§ **SET EXERCISE**:
Repeat all of the data precisely.

<<<<

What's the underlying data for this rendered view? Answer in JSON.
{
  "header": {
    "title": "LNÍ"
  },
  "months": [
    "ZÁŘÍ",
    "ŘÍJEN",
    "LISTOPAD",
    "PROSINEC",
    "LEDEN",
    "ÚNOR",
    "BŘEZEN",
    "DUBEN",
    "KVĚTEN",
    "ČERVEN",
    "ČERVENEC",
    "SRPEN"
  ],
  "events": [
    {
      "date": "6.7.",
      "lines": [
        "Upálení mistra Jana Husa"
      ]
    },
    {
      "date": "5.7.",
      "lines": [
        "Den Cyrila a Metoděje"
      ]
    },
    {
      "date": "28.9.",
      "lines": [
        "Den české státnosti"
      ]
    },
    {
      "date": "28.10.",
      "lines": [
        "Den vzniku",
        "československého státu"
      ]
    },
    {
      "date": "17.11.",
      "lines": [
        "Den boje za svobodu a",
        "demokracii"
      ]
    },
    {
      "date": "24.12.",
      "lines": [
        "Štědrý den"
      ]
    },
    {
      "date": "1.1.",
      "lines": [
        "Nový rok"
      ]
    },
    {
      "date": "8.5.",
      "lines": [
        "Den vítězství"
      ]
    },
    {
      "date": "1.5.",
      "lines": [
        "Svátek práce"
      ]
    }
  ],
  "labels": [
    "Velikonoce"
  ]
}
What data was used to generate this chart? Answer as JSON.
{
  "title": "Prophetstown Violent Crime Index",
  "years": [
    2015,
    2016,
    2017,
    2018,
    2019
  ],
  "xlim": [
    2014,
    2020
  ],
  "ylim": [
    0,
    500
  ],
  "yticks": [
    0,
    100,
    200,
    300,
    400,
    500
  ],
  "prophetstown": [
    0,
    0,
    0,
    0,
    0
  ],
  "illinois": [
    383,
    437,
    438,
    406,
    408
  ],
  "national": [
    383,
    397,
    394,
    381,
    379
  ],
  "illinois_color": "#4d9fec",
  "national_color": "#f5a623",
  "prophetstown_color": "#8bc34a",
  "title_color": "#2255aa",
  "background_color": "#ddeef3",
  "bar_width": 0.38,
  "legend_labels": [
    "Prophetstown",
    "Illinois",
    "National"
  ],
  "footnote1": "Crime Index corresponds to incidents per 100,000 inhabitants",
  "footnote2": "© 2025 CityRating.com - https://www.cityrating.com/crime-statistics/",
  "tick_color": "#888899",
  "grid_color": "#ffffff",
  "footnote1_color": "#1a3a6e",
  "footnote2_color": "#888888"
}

>>>>

§ **TASK RESULT**:
What's the underlying data for this rendered view? Answer in JSON.
{
  "header": {
    "title": "LNÍ"
  },
  "months": [
    "ZÁŘÍ",
    "ŘÍJEN",
    "LISTOPAD",
    "PROSINEC",
    "LEDEN",
    "ÚNOR",
    "BŘEZEN",
    "DUBEN",
    "KVĚTEN",
    "ČERVEN",
    "ČERVENEC",
    "SRPEN"
  ],
  "events": [
    {
      "date": "6.7.",
      "lines": [
        "Upálení mistra Jana Husa"
      ]
    },
    {
      "date": "5.7.",
      "lines": [
        "Den Cyrila a Metoděje"
      ]
    },
    {
      "date": "28.9.",
      "lines": [
        "Den české státnosti"
      ]
    },
    {
      "date": "28.10.",
      "lines": [
        "Den vzniku",
        "československého státu"
      ]
    },
    {
      "date": "17.11.",
      "lines": [
        "Den boje za svobodu a",
        "demokracii"
      ]
    },
    {
      "date": "24.12.",
      "lines": [
        "Štědrý den"
      ]
    },
    {
      "date": "1.1.",
      "lines": [
        "Nový rok"
      ]
    },
    {
      "date": "8.5.",
      "lines": [
        "Den vítězství"
      ]
    },
    {
      "date": "1.5.",
      "lines": [
        "Svátek práce"
      ]
    }
  ],
  "labels": [
    "Velikonoce"
  ]
}
What data was used to generate this chart? Answer as JSON.
{
  "title": "Prophetstown Violent Crime Index",
  "years": [
    2015,
    2016,
    2017,
    2018,
    2019
  ],
  "xlim": [
    2014,
    2020
  ],
  "ylim": [
    0,
    500
  ],
  "yticks": [
    0,
    100,
    200,
    300,
    400,
    500
  ],
  "prophetstown": [
    0,
    0,
    0,
    0,
    0
  ],
  "illinois": [
    383,
    437,
    438,
    406,
    408
  ],
  "national": [
    383,
    397,
    394,
    381,
    379
  ],
  "illinois_color": "#4d9fec",
  "national_color": "#f5a623",
  "prophetstown_color": "#8bc34a",
  "title_color": "#2255aa",
  "background_color": "#ddeef3",
  "bar_width": 0.38,
  "legend_labels": [
    "Prophetstown",
    "Illinois",
    "National"
  ],
  "footnote1": "Crime Index corresponds to incidents per 100,000 inhabitants",
  "footnote2": "© 2025 CityRating.com - https://www.cityrating.com/crime-statistics/",
  "tick_color": "#888899",
  "grid_color": "#ffffff",
  "footnote1_color": "#1a3a6e",
  "footnote2_color": "#888888"
}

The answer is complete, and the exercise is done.